>> BEGIN
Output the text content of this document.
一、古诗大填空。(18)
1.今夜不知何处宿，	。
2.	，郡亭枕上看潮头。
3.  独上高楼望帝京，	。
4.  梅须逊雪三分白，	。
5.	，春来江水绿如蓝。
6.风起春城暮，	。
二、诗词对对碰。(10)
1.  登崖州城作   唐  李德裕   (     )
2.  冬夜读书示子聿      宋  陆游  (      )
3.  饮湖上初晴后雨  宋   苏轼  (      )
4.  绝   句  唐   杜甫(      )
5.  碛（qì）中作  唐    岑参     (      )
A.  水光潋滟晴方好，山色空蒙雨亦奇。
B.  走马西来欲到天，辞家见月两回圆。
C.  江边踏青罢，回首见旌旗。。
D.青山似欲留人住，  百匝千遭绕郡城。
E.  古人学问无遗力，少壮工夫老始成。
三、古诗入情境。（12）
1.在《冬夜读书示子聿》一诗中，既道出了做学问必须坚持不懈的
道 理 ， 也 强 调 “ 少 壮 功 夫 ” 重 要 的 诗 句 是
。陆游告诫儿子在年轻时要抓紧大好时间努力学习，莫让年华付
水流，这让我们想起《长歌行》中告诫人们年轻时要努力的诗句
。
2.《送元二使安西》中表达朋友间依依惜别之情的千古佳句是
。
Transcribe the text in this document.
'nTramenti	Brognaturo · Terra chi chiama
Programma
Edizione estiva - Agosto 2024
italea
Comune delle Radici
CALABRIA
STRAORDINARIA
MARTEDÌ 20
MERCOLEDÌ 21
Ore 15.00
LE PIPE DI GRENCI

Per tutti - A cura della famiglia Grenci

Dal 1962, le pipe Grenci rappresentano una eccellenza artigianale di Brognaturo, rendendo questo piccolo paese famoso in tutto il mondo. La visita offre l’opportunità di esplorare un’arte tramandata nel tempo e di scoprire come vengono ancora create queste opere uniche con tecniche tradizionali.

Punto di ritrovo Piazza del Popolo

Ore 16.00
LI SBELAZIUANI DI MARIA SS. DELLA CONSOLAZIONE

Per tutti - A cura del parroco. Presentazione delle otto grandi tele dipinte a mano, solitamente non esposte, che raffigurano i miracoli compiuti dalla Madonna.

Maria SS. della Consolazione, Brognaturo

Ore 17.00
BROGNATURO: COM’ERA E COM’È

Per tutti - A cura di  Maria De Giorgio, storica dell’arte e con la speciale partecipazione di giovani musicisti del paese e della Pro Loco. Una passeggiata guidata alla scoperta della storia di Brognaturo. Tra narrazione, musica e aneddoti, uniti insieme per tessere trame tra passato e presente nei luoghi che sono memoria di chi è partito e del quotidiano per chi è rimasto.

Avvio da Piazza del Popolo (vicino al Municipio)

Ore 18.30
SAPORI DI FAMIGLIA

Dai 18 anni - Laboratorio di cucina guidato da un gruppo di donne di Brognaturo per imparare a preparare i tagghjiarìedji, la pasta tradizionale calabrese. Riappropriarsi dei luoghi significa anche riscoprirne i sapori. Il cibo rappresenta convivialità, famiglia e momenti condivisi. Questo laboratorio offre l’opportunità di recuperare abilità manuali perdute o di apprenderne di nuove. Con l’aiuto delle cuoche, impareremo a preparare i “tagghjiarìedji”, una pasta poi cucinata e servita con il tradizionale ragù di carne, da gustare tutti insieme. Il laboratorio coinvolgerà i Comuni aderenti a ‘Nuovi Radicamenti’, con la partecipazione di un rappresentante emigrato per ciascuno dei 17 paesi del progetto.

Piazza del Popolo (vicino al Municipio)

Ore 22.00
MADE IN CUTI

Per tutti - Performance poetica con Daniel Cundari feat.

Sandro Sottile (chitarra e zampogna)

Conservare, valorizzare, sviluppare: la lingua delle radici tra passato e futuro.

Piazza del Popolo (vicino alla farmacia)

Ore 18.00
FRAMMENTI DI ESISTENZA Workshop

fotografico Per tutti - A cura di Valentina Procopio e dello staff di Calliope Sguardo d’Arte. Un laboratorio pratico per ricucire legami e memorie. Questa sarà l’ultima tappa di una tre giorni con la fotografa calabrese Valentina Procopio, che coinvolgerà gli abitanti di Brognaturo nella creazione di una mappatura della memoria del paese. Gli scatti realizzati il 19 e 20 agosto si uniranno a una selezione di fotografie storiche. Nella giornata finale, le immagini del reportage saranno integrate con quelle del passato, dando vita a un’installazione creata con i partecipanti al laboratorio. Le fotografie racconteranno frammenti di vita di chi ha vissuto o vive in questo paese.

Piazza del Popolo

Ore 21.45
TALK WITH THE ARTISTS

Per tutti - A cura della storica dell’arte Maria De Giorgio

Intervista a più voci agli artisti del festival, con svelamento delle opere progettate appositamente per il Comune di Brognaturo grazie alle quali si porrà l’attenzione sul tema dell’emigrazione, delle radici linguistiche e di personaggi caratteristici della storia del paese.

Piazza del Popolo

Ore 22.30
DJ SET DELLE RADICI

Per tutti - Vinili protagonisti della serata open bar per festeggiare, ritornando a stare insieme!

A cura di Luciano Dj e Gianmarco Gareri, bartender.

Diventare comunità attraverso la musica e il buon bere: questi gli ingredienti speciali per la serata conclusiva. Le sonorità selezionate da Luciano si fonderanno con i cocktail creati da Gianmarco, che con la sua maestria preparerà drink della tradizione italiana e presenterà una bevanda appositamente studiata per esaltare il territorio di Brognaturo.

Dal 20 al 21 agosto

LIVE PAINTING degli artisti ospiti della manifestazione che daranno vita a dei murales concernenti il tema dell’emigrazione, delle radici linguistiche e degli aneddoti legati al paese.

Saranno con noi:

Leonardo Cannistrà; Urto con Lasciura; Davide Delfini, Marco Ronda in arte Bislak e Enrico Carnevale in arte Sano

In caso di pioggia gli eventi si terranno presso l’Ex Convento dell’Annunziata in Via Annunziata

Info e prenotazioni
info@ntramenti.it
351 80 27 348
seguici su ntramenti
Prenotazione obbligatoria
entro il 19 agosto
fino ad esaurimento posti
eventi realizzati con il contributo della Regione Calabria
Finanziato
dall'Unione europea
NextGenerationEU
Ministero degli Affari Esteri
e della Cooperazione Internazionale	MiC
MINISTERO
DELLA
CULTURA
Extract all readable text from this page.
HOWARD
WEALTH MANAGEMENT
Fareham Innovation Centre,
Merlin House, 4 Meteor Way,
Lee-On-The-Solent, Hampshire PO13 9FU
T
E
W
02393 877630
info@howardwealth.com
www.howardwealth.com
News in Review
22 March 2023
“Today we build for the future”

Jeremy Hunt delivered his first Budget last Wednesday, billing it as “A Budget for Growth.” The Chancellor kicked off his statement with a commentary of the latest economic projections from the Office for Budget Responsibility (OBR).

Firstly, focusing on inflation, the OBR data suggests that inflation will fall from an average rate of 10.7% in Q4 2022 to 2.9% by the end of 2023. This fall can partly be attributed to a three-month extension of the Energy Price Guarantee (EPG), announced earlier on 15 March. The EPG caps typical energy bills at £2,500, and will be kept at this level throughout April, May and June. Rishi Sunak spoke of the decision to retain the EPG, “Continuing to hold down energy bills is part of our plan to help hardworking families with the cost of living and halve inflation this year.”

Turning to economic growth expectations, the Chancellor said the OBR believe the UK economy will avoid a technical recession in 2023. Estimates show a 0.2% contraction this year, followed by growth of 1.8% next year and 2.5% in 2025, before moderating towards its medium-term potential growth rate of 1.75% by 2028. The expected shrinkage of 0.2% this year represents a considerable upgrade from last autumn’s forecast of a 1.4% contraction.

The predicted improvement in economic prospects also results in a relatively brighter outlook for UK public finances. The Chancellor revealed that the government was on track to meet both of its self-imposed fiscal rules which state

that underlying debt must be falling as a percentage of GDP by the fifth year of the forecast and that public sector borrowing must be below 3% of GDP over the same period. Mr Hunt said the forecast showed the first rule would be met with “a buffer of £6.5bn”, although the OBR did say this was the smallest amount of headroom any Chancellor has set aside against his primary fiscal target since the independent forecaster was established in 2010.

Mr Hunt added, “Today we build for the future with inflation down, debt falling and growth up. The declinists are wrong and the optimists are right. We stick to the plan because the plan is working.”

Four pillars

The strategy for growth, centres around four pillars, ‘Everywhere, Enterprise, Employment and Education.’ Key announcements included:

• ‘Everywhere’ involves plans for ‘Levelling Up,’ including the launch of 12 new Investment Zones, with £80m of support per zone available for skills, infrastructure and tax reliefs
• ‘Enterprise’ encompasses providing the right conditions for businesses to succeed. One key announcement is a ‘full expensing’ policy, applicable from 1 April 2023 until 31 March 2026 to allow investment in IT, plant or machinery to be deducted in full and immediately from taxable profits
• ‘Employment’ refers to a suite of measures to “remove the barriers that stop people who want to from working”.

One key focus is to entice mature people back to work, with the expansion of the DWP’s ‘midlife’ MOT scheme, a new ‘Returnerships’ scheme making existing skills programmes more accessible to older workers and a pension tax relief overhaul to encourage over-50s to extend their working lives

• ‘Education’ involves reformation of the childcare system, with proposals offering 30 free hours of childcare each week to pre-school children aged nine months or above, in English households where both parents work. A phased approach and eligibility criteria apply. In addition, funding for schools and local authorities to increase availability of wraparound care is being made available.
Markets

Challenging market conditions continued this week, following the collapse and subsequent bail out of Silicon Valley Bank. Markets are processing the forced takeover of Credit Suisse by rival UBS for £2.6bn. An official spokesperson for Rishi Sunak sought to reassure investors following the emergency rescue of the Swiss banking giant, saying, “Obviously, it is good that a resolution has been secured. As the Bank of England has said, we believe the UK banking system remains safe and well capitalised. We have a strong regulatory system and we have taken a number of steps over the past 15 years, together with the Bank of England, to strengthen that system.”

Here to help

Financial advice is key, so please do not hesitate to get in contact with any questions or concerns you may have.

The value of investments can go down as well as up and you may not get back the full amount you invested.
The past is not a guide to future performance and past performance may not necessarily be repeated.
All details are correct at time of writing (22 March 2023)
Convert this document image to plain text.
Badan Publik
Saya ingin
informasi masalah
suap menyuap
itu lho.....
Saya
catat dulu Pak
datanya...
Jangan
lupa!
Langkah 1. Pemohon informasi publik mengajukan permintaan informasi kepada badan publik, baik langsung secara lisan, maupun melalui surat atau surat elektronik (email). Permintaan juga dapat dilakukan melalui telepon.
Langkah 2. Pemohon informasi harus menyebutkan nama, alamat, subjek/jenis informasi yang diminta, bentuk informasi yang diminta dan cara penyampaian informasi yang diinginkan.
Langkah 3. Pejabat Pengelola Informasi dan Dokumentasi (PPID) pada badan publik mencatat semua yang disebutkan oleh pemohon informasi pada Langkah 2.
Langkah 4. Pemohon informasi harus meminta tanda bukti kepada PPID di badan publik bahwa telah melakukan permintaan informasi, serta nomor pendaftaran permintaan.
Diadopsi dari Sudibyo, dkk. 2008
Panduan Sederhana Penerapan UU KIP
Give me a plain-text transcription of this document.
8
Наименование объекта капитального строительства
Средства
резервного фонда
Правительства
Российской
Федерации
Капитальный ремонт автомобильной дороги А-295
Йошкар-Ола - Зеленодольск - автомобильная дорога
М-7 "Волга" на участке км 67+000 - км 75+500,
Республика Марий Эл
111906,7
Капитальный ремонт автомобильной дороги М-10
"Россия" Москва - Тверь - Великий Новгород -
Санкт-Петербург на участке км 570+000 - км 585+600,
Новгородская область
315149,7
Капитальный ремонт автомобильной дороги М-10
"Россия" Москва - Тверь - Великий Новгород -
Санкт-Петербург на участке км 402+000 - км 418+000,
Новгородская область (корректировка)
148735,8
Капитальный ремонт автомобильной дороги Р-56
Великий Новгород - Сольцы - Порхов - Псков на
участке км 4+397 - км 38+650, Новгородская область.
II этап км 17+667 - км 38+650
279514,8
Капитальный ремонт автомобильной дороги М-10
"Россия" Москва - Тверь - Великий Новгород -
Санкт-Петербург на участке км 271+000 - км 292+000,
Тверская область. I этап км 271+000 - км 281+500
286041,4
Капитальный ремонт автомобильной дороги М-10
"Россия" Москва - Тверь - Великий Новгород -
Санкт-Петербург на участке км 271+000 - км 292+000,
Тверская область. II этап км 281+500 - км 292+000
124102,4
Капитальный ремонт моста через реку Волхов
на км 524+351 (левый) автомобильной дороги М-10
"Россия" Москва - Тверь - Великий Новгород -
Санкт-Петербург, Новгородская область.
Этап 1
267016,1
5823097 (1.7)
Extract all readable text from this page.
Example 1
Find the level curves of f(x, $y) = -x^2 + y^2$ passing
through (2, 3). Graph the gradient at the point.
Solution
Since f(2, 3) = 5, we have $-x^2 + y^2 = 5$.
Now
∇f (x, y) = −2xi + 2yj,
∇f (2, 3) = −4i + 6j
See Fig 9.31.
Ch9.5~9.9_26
>> END
◆ OBJECTIVE
Check each line of the entries above for the word "pillars". List the ones that have it.

◆ EXERCISE RESPONSE
Four pillars
The strategy for growth, centres around four pillars, ‘Everywhere, Enterprise, Employment and Education.’ Key announcements included:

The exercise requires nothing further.